Task
Which lines in the listing contain the string "Mini"? Find each one and copy it out in full.

Records

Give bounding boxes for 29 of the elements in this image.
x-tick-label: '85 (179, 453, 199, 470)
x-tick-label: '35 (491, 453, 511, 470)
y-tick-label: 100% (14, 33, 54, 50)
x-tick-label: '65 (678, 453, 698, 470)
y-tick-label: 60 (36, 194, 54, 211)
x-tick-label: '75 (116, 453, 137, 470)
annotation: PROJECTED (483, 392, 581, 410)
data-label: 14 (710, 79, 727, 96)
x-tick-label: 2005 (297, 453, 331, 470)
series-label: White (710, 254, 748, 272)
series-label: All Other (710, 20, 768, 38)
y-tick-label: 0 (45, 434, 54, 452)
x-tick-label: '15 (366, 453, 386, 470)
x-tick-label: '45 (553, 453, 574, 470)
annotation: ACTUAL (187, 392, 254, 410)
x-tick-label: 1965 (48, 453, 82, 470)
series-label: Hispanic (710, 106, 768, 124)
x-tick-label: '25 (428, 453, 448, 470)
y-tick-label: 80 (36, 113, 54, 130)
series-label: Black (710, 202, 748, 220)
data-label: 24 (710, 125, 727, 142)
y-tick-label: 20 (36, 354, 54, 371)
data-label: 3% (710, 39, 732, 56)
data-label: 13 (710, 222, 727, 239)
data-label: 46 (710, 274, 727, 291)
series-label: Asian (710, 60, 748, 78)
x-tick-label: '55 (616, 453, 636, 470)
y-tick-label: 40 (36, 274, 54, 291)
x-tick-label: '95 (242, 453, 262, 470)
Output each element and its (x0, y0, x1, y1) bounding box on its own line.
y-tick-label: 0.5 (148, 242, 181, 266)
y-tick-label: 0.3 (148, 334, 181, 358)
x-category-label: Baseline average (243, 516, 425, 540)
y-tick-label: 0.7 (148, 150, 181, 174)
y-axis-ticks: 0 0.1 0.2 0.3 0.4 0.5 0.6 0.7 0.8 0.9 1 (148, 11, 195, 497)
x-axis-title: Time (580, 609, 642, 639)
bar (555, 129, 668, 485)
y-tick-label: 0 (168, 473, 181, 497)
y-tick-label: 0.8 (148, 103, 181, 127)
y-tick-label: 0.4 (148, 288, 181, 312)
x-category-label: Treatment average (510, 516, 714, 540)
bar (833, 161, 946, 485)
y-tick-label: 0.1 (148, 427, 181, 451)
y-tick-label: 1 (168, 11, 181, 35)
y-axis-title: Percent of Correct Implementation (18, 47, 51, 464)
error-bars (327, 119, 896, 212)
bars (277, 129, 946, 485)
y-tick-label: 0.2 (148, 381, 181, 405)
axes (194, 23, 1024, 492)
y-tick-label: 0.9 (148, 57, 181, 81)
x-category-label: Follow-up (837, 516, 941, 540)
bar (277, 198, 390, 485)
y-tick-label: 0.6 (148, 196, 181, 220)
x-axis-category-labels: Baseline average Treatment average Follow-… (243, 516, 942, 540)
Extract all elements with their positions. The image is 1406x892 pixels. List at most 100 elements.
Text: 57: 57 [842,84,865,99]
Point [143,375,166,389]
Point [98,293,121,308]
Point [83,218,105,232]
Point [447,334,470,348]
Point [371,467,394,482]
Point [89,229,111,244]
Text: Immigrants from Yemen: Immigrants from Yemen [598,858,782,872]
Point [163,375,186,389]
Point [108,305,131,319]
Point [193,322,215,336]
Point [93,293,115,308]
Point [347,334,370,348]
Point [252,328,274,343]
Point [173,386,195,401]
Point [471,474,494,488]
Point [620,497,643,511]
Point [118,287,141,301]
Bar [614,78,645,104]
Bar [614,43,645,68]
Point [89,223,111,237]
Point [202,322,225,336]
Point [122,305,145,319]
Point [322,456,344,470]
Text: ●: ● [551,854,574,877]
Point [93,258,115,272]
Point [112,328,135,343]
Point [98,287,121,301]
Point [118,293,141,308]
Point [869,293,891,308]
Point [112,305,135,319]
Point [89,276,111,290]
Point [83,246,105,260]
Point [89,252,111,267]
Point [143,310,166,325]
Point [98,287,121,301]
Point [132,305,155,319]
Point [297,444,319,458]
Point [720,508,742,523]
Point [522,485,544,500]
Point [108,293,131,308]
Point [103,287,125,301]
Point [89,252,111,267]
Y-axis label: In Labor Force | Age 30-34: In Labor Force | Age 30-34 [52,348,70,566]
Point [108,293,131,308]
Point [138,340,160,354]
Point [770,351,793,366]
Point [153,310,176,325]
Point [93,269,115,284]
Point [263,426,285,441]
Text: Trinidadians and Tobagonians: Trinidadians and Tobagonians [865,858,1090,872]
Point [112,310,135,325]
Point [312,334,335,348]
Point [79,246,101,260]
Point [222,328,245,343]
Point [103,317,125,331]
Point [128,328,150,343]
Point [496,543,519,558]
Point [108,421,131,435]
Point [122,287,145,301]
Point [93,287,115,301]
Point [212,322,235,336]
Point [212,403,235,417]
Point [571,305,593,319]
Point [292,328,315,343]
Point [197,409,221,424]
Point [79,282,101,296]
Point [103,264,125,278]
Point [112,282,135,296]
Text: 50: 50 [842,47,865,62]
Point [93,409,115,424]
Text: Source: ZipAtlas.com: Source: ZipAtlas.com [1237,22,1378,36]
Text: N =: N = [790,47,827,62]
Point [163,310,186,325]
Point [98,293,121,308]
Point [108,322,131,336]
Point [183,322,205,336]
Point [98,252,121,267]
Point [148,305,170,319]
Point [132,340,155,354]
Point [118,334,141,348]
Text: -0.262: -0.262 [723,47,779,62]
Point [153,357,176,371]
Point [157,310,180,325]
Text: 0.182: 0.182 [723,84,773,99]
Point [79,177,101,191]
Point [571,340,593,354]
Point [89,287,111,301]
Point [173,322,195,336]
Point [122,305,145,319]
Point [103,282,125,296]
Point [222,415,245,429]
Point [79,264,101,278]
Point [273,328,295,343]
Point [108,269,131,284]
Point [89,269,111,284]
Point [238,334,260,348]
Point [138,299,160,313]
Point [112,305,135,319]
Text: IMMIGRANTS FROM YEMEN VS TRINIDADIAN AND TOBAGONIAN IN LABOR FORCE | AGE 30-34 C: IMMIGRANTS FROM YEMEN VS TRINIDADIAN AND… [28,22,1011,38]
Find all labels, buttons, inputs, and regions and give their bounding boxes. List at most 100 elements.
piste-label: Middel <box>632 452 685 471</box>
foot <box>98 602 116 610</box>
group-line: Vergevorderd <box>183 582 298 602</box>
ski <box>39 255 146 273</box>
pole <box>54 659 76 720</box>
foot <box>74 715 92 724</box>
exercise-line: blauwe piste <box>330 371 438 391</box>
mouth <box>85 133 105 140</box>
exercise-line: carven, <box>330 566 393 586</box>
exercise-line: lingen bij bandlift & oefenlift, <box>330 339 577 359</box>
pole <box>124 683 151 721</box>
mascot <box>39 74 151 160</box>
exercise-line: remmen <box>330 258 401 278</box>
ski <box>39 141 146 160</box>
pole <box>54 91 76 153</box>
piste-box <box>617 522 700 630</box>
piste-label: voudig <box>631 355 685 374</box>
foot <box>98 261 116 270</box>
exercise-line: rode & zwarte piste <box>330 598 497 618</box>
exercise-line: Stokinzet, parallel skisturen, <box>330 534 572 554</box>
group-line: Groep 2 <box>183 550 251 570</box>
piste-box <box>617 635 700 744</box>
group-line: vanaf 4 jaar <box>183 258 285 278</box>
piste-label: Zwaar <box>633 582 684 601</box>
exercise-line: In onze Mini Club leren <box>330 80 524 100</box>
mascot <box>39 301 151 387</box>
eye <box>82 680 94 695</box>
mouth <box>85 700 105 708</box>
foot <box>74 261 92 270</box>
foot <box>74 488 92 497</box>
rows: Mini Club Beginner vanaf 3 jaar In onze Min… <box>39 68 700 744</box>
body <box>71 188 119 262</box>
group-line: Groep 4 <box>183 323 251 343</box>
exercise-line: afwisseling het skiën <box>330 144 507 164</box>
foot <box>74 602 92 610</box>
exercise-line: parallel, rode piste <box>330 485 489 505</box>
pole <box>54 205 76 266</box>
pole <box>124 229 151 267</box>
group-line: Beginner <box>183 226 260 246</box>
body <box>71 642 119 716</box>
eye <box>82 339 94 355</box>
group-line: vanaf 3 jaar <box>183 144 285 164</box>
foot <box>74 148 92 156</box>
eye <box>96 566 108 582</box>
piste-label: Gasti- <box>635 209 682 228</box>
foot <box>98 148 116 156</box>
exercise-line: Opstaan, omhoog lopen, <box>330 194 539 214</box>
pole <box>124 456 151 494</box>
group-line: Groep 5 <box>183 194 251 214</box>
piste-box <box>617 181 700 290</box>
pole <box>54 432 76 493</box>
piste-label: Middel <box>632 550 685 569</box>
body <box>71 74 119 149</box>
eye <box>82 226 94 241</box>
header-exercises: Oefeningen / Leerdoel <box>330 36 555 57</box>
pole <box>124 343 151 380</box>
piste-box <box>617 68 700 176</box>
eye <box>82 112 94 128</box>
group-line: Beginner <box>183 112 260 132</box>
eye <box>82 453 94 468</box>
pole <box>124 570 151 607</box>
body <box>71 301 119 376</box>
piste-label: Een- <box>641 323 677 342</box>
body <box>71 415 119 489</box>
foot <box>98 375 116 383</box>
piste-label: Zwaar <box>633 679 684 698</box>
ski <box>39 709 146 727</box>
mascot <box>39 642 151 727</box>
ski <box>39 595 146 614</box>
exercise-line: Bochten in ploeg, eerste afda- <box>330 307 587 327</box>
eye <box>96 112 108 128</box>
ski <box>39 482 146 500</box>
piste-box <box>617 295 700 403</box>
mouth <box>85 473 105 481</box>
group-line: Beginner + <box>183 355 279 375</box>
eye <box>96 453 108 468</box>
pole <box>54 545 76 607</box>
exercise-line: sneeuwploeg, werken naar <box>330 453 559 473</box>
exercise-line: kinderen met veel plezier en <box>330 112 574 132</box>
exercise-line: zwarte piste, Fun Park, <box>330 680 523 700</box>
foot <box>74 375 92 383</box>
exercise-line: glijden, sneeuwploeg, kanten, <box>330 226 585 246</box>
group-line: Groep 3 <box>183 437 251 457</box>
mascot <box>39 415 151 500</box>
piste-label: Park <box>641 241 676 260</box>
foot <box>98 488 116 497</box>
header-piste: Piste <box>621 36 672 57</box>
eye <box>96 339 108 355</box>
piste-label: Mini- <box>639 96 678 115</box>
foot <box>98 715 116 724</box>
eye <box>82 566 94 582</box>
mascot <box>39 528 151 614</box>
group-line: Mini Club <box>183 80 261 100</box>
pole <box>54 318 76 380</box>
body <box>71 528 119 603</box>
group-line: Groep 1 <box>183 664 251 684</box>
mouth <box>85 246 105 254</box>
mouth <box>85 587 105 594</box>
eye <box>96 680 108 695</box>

Exercise response
exercise-line: In onze Mini Club leren <box>330 80 524 100</box>
rows: Mini Club Beginner vanaf 3 jaar In onze Min… <box>39 68 700 744</box>
piste-label: Mini- <box>639 96 678 115</box>
group-line: Mini Club <box>183 80 261 100</box>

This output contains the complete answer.